**Records for this exercise:**

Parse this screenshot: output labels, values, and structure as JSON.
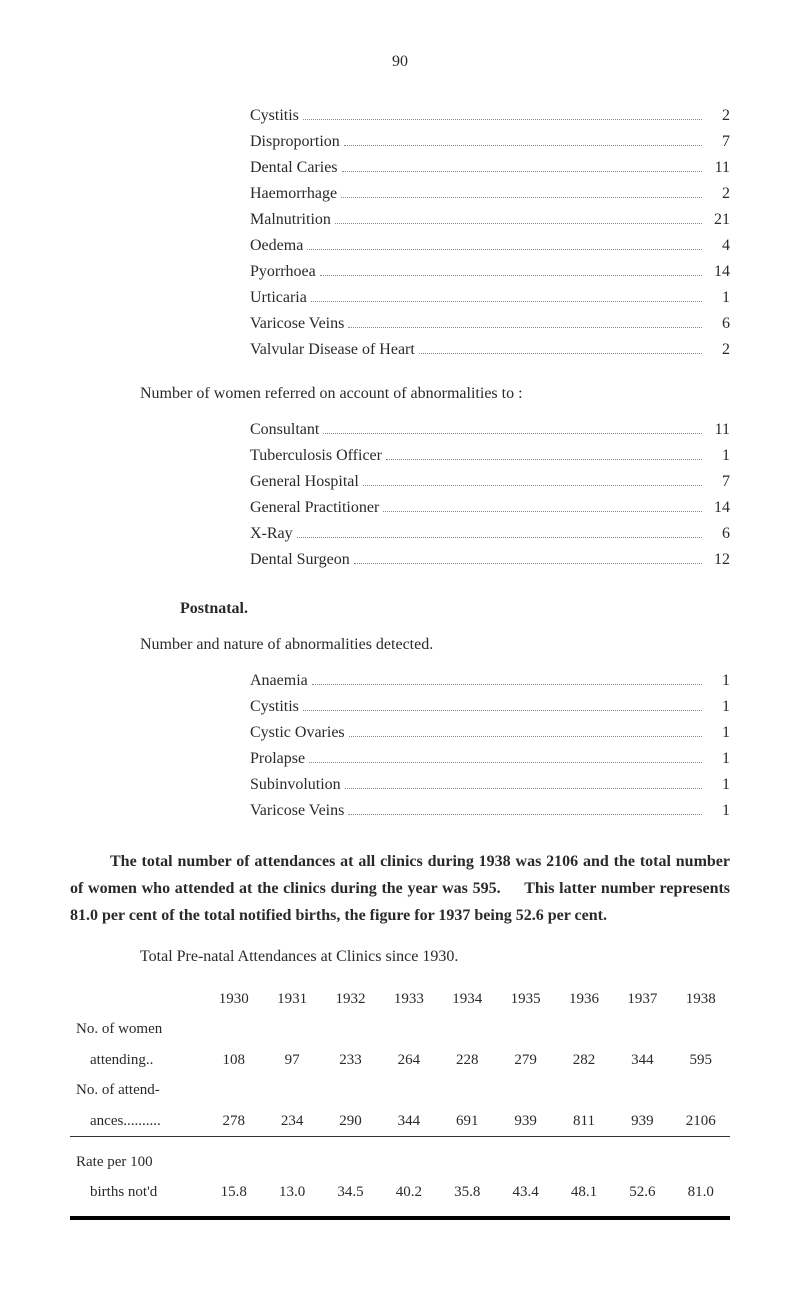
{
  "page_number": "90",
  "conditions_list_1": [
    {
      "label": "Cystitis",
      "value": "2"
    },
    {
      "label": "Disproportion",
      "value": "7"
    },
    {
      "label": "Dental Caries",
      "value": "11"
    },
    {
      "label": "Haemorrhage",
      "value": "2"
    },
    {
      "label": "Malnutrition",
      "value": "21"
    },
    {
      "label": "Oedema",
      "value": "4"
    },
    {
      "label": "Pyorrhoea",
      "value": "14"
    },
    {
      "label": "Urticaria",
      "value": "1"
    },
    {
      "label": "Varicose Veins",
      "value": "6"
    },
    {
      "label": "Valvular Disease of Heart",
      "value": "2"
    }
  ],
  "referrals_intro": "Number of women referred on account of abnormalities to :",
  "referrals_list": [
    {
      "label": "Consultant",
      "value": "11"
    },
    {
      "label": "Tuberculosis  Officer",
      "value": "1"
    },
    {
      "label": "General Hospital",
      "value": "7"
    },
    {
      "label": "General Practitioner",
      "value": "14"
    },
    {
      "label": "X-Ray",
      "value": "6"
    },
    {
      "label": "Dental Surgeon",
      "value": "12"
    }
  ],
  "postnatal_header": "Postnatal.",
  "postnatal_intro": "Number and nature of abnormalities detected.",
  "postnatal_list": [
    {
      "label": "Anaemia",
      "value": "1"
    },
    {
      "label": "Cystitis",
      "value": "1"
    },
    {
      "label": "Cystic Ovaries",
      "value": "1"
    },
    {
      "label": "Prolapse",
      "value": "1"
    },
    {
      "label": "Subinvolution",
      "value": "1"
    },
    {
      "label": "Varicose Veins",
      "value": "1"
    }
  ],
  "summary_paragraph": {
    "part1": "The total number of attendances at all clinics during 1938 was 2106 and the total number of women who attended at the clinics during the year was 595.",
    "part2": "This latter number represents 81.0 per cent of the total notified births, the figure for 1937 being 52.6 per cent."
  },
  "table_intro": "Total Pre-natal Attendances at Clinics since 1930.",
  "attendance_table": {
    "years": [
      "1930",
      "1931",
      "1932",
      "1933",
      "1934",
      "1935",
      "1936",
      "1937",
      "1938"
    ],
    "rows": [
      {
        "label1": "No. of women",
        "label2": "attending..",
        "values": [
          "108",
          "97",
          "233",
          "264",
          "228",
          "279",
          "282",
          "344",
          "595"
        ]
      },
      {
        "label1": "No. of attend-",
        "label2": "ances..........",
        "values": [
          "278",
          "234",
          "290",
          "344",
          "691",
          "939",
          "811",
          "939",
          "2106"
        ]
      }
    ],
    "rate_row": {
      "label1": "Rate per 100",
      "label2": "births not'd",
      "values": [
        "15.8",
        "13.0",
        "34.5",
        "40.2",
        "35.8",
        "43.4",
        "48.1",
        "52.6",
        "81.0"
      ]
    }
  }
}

**Requirement:**
Reproduce every line of the material precisely, omitting its pictures.

**Answer for the task:**
Parse this screenshot: output labels, values, and structure as JSON.
{
  "page_number": "90",
  "conditions_list_1": [
    {
      "label": "Cystitis",
      "value": "2"
    },
    {
      "label": "Disproportion",
      "value": "7"
    },
    {
      "label": "Dental Caries",
      "value": "11"
    },
    {
      "label": "Haemorrhage",
      "value": "2"
    },
    {
      "label": "Malnutrition",
      "value": "21"
    },
    {
      "label": "Oedema",
      "value": "4"
    },
    {
      "label": "Pyorrhoea",
      "value": "14"
    },
    {
      "label": "Urticaria",
      "value": "1"
    },
    {
      "label": "Varicose Veins",
      "value": "6"
    },
    {
      "label": "Valvular Disease of Heart",
      "value": "2"
    }
  ],
  "referrals_intro": "Number of women referred on account of abnormalities to :",
  "referrals_list": [
    {
      "label": "Consultant",
      "value": "11"
    },
    {
      "label": "Tuberculosis  Officer",
      "value": "1"
    },
    {
      "label": "General Hospital",
      "value": "7"
    },
    {
      "label": "General Practitioner",
      "value": "14"
    },
    {
      "label": "X-Ray",
      "value": "6"
    },
    {
      "label": "Dental Surgeon",
      "value": "12"
    }
  ],
  "postnatal_header": "Postnatal.",
  "postnatal_intro": "Number and nature of abnormalities detected.",
  "postnatal_list": [
    {
      "label": "Anaemia",
      "value": "1"
    },
    {
      "label": "Cystitis",
      "value": "1"
    },
    {
      "label": "Cystic Ovaries",
      "value": "1"
    },
    {
      "label": "Prolapse",
      "value": "1"
    },
    {
      "label": "Subinvolution",
      "value": "1"
    },
    {
      "label": "Varicose Veins",
      "value": "1"
    }
  ],
  "summary_paragraph": {
    "part1": "The total number of attendances at all clinics during 1938 was 2106 and the total number of women who attended at the clinics during the year was 595.",
    "part2": "This latter number represents 81.0 per cent of the total notified births, the figure for 1937 being 52.6 per cent."
  },
  "table_intro": "Total Pre-natal Attendances at Clinics since 1930.",
  "attendance_table": {
    "years": [
      "1930",
      "1931",
      "1932",
      "1933",
      "1934",
      "1935",
      "1936",
      "1937",
      "1938"
    ],
    "rows": [
      {
        "label1": "No. of women",
        "label2": "attending..",
        "values": [
          "108",
          "97",
          "233",
          "264",
          "228",
          "279",
          "282",
          "344",
          "595"
        ]
      },
      {
        "label1": "No. of attend-",
        "label2": "ances..........",
        "values": [
          "278",
          "234",
          "290",
          "344",
          "691",
          "939",
          "811",
          "939",
          "2106"
        ]
      }
    ],
    "rate_row": {
      "label1": "Rate per 100",
      "label2": "births not'd",
      "values": [
        "15.8",
        "13.0",
        "34.5",
        "40.2",
        "35.8",
        "43.4",
        "48.1",
        "52.6",
        "81.0"
      ]
    }
  }
}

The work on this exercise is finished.